● Problem
In the listing below, replace "mounting hole note" with "mounting hole label" wherever it occurs, and reproduce every line with no other changes.

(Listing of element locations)
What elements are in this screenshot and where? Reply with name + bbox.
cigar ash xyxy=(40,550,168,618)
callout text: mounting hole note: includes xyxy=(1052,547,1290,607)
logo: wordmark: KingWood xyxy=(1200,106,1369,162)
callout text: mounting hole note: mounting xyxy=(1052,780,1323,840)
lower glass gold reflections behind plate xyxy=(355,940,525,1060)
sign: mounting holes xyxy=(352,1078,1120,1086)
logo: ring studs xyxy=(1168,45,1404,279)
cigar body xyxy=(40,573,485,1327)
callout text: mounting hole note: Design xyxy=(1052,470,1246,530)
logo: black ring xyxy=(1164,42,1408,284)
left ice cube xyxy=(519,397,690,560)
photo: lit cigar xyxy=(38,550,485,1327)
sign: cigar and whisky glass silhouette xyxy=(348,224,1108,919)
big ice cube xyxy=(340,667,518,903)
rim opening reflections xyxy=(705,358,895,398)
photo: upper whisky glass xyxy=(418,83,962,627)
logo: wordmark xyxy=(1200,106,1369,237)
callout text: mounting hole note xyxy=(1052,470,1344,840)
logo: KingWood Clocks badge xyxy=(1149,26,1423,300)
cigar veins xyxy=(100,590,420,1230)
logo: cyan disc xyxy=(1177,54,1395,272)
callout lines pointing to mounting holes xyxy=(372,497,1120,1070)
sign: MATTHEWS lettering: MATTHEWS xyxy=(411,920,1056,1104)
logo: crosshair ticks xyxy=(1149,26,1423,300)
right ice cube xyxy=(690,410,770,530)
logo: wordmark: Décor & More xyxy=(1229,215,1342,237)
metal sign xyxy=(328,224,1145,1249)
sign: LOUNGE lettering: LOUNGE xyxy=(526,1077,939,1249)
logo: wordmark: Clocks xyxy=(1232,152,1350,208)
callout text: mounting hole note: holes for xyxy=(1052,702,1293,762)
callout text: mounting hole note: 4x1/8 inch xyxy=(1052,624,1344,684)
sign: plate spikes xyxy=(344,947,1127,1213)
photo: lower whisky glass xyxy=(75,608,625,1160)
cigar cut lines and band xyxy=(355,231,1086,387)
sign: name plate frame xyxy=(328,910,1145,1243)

● Exercise response
What elements are in this screenshot and where? Reply with name + bbox.
cigar ash xyxy=(40,550,168,618)
callout text: mounting hole label: includes xyxy=(1052,547,1290,607)
logo: wordmark: KingWood xyxy=(1200,106,1369,162)
callout text: mounting hole label: mounting xyxy=(1052,780,1323,840)
lower glass gold reflections behind plate xyxy=(355,940,525,1060)
sign: mounting holes xyxy=(352,1078,1120,1086)
logo: ring studs xyxy=(1168,45,1404,279)
cigar body xyxy=(40,573,485,1327)
callout text: mounting hole label: Design xyxy=(1052,470,1246,530)
logo: black ring xyxy=(1164,42,1408,284)
left ice cube xyxy=(519,397,690,560)
photo: lit cigar xyxy=(38,550,485,1327)
sign: cigar and whisky glass silhouette xyxy=(348,224,1108,919)
big ice cube xyxy=(340,667,518,903)
rim opening reflections xyxy=(705,358,895,398)
photo: upper whisky glass xyxy=(418,83,962,627)
logo: wordmark xyxy=(1200,106,1369,237)
callout text: mounting hole label xyxy=(1052,470,1344,840)
logo: KingWood Clocks badge xyxy=(1149,26,1423,300)
cigar veins xyxy=(100,590,420,1230)
logo: cyan disc xyxy=(1177,54,1395,272)
callout lines pointing to mounting holes xyxy=(372,497,1120,1070)
sign: MATTHEWS lettering: MATTHEWS xyxy=(411,920,1056,1104)
logo: crosshair ticks xyxy=(1149,26,1423,300)
right ice cube xyxy=(690,410,770,530)
logo: wordmark: Décor & More xyxy=(1229,215,1342,237)
metal sign xyxy=(328,224,1145,1249)
sign: LOUNGE lettering: LOUNGE xyxy=(526,1077,939,1249)
logo: wordmark: Clocks xyxy=(1232,152,1350,208)
callout text: mounting hole label: holes for xyxy=(1052,702,1293,762)
callout text: mounting hole label: 4x1/8 inch xyxy=(1052,624,1344,684)
sign: plate spikes xyxy=(344,947,1127,1213)
photo: lower whisky glass xyxy=(75,608,625,1160)
cigar cut lines and band xyxy=(355,231,1086,387)
sign: name plate frame xyxy=(328,910,1145,1243)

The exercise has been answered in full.